*Aim*
From the entries below, report how many lines contain the string "Alliances". Give only that number.

*Provided information*
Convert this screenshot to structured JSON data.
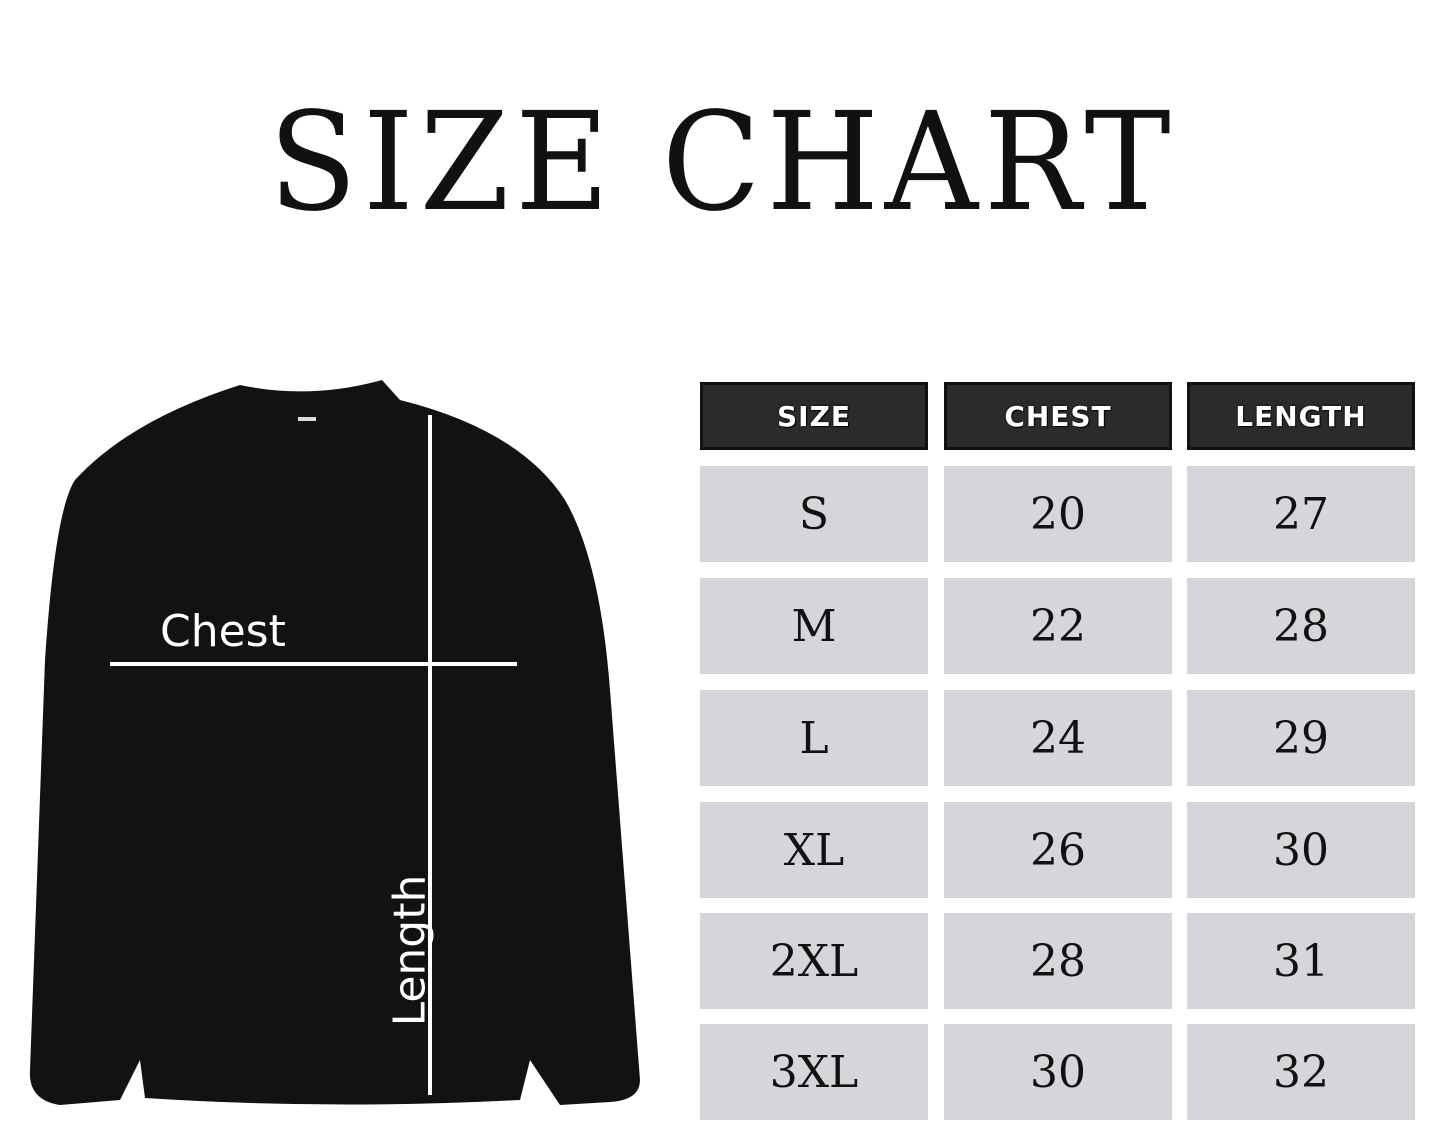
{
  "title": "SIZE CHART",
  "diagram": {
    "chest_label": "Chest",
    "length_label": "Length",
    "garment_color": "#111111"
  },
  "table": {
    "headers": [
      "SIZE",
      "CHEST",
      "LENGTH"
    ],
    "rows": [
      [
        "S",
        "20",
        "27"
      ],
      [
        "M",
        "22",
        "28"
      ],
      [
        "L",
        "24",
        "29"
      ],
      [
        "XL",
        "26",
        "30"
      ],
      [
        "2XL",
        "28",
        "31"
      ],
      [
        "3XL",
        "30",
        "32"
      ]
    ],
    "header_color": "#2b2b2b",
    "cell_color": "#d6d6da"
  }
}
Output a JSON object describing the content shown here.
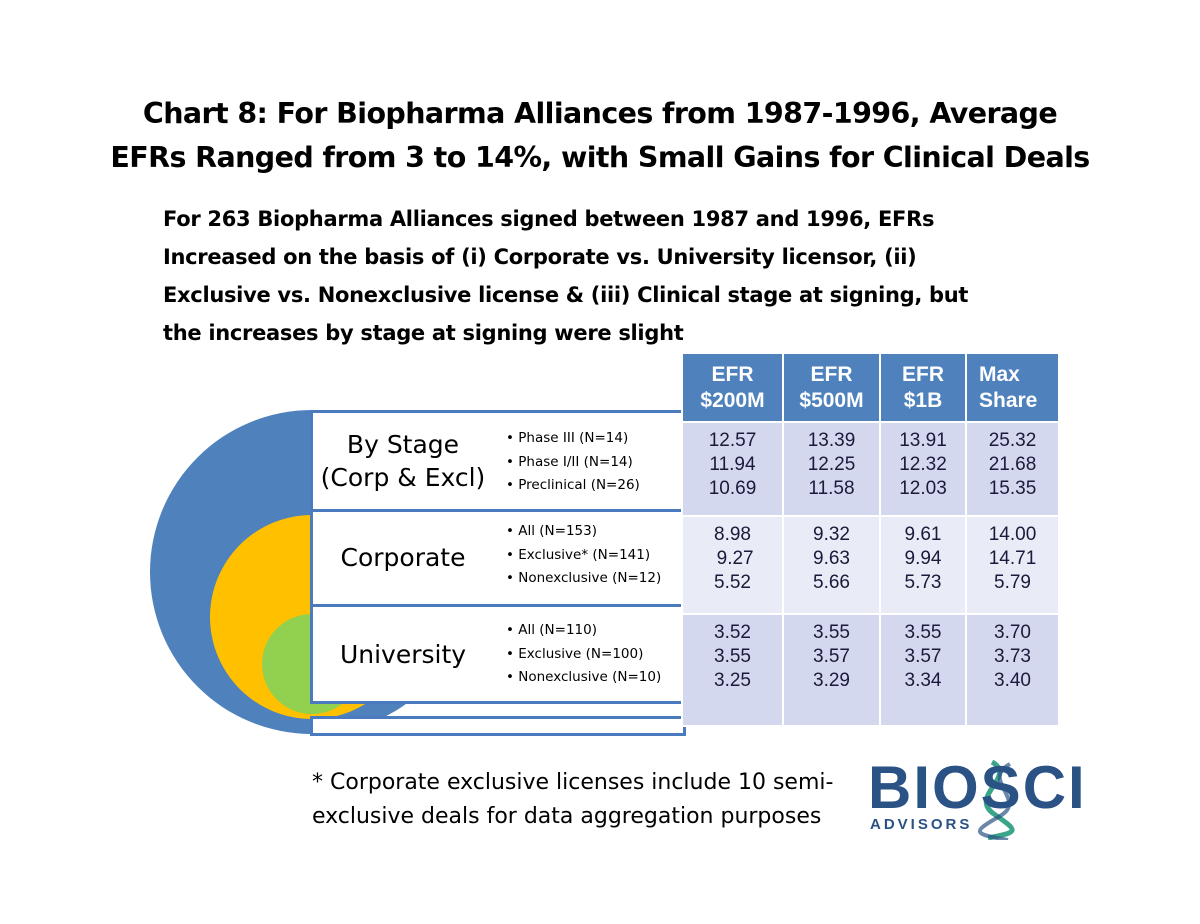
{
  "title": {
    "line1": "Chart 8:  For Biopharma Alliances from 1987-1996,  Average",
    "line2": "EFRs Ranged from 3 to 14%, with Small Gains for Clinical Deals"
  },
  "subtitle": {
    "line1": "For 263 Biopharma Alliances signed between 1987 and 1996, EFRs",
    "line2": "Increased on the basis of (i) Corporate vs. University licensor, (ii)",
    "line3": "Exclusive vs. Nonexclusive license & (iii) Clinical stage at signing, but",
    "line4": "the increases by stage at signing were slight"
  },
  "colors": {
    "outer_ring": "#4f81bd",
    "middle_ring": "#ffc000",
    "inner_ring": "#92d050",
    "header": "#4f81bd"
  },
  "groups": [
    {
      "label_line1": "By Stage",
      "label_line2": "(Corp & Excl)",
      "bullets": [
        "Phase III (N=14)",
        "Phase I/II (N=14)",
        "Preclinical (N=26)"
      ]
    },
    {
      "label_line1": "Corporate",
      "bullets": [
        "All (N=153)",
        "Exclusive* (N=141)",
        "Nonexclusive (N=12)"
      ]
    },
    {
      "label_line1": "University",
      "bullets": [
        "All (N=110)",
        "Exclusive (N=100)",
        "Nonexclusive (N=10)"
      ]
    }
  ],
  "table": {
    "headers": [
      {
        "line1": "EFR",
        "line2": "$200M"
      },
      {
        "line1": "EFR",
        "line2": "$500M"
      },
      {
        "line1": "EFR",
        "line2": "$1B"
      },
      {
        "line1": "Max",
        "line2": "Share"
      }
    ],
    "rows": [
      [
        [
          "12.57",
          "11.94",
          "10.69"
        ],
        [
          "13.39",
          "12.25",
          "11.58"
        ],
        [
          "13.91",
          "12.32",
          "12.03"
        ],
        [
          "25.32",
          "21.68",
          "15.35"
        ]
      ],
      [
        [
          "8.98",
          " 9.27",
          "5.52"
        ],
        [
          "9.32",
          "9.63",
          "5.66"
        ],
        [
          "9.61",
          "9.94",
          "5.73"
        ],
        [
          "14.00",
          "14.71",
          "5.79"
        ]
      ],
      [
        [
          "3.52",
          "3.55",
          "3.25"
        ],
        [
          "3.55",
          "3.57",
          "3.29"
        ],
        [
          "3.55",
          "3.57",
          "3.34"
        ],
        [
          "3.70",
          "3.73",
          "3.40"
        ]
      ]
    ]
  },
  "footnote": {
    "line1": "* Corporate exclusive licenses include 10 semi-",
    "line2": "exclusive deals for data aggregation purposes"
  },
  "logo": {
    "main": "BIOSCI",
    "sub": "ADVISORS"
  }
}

*Completed exercise*
2